Dataset entries:

* * *

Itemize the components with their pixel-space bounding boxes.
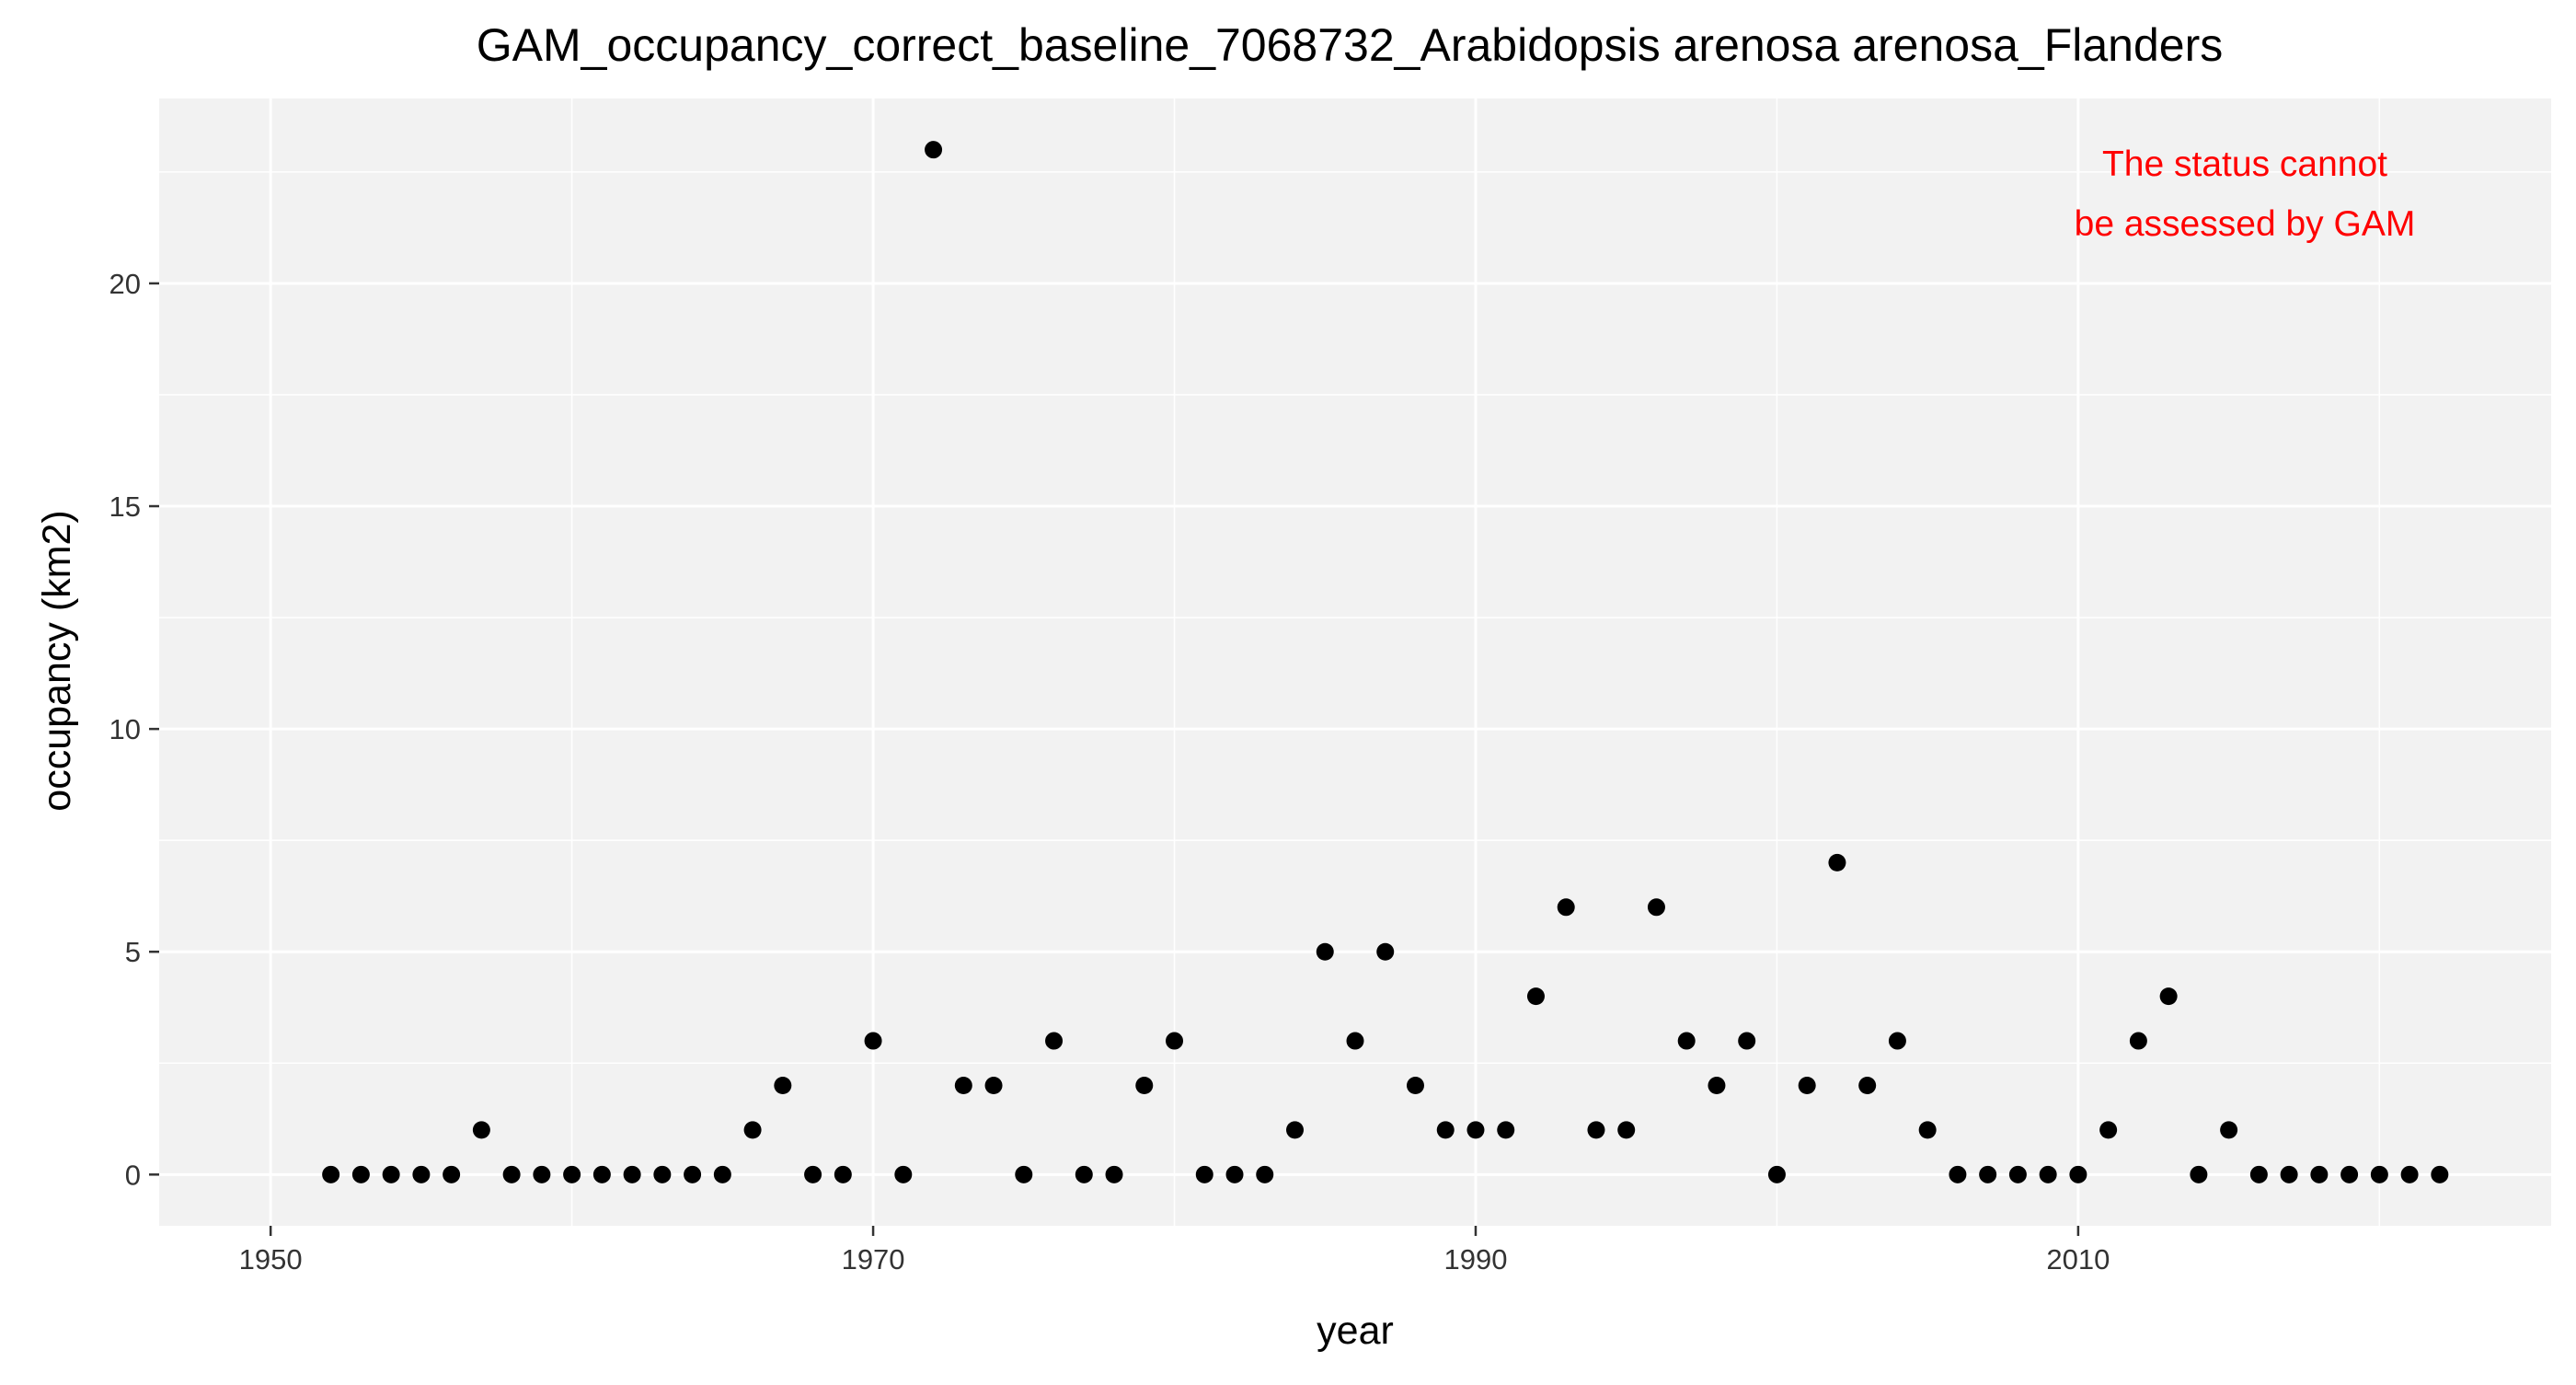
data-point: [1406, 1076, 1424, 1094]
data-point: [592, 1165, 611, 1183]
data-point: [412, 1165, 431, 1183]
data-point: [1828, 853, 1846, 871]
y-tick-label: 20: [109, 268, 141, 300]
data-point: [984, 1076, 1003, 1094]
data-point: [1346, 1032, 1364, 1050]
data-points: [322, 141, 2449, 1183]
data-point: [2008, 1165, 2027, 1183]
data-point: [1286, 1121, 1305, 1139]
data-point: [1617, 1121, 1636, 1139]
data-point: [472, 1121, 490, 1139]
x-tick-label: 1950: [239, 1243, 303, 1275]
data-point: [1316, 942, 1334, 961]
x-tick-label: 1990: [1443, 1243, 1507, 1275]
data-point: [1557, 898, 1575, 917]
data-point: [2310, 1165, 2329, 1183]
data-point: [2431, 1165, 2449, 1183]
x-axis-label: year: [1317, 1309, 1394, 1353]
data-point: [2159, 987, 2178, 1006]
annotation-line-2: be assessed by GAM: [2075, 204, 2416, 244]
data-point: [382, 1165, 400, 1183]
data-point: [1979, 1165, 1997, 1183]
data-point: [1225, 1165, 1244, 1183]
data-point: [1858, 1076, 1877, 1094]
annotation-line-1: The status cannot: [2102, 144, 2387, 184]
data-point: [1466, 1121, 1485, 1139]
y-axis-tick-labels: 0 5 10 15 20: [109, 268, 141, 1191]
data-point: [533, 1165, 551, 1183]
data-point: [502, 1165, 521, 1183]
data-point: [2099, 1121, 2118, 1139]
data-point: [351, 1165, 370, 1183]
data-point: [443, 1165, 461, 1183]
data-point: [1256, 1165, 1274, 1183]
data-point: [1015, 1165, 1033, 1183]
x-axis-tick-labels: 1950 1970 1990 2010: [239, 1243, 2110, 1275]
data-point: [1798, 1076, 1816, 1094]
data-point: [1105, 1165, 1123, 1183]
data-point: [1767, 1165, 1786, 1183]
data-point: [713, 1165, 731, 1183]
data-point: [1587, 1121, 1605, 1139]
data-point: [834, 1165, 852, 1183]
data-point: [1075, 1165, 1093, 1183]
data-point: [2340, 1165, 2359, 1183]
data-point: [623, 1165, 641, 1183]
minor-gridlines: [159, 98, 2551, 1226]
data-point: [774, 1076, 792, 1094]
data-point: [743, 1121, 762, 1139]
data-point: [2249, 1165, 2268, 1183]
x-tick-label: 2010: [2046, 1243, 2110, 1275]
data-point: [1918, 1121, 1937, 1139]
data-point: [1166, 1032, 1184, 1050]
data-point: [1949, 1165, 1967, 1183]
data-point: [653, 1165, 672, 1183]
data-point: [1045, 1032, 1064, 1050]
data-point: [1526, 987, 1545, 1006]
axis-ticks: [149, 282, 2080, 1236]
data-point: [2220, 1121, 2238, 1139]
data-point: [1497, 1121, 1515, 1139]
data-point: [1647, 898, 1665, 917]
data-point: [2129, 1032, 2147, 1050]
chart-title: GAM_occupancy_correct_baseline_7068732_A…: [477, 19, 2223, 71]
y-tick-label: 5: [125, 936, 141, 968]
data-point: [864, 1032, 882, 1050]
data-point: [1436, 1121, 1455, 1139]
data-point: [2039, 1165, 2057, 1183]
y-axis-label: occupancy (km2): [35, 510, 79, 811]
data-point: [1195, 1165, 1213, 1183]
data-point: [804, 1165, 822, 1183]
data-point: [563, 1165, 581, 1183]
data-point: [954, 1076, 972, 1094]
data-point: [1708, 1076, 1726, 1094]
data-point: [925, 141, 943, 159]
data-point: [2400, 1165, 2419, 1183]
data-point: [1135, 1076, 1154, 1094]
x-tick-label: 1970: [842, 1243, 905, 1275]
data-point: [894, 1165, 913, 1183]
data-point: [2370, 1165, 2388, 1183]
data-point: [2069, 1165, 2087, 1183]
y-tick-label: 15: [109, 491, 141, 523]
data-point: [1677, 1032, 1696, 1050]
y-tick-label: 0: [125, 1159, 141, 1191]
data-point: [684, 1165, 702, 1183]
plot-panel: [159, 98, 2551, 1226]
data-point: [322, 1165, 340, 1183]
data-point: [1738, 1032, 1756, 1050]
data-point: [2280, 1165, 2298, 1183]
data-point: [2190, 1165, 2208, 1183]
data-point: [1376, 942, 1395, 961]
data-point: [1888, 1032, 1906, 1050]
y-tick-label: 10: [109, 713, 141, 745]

* * *

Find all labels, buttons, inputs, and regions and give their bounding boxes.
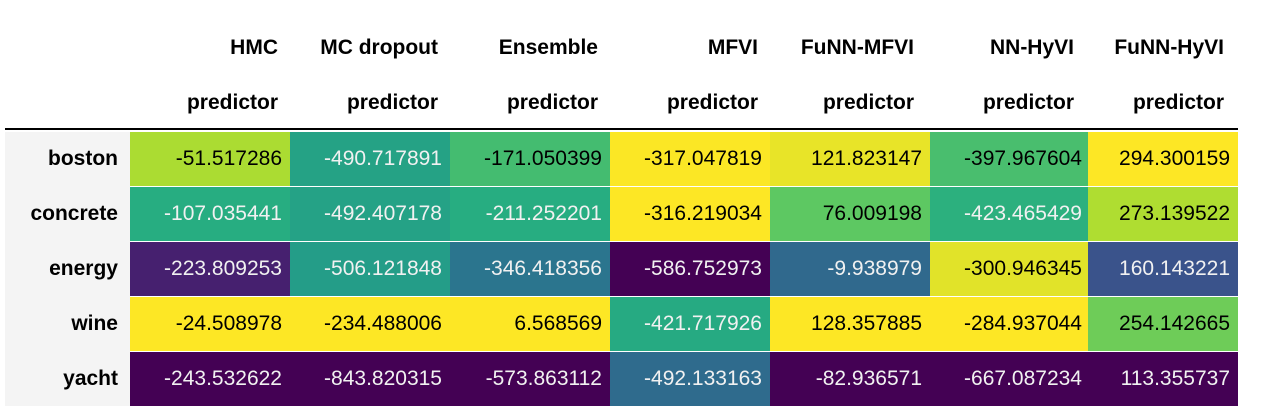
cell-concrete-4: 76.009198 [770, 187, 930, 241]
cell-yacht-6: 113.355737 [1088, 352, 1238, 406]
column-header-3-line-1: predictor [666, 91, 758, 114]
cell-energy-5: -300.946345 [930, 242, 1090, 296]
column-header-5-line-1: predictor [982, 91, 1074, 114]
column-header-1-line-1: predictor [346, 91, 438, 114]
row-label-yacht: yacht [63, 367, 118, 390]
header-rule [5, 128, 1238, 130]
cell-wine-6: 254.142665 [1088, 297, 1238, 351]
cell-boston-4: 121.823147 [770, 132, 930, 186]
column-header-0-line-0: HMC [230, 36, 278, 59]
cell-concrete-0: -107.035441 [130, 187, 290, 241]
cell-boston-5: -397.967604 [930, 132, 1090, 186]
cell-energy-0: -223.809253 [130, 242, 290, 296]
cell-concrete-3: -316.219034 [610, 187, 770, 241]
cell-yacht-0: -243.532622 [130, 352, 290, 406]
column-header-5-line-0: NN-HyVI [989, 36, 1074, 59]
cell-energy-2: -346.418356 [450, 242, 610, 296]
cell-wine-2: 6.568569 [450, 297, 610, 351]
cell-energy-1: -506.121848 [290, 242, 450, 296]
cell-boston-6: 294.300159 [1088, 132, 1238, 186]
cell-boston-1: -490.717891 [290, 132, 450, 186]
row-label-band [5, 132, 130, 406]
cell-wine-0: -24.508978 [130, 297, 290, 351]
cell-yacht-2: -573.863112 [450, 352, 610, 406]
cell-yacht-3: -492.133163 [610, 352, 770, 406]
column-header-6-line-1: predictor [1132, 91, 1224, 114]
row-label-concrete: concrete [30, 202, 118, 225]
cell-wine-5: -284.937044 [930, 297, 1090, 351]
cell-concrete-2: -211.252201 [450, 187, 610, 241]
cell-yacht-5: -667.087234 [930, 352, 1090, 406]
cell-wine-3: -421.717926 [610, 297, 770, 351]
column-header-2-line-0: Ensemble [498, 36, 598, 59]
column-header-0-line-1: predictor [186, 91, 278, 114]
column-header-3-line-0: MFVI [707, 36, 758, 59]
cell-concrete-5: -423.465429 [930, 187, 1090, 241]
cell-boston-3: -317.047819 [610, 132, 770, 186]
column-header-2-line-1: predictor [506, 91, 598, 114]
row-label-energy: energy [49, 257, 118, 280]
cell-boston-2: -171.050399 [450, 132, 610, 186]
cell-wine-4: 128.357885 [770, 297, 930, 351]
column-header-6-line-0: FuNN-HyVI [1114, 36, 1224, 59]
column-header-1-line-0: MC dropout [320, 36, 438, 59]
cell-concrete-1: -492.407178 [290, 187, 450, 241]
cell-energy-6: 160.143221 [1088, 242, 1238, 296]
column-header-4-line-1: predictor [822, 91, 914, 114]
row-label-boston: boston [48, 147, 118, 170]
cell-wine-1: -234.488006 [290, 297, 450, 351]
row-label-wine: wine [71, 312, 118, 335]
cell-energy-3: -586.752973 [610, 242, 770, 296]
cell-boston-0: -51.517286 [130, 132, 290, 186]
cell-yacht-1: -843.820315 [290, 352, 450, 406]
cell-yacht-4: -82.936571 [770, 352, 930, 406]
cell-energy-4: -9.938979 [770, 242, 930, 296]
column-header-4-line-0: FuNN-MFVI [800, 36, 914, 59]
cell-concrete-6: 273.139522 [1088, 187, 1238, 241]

* * *

**Aim**
Copy out the part of the data that opens with the line containing "cell-concrete-4: 76.009198 [770, 187, 930, 241]" and closes with the line containing "cell-boston-4: 121.823147 [770, 132, 930, 186]", keeping each line unchanged.

**Task solution**
cell-concrete-4: 76.009198 [770, 187, 930, 241]
cell-yacht-6: 113.355737 [1088, 352, 1238, 406]
column-header-3-line-1: predictor [666, 91, 758, 114]
cell-energy-5: -300.946345 [930, 242, 1090, 296]
column-header-5-line-1: predictor [982, 91, 1074, 114]
column-header-1-line-1: predictor [346, 91, 438, 114]
row-label-yacht: yacht [63, 367, 118, 390]
header-rule [5, 128, 1238, 130]
cell-wine-6: 254.142665 [1088, 297, 1238, 351]
cell-boston-4: 121.823147 [770, 132, 930, 186]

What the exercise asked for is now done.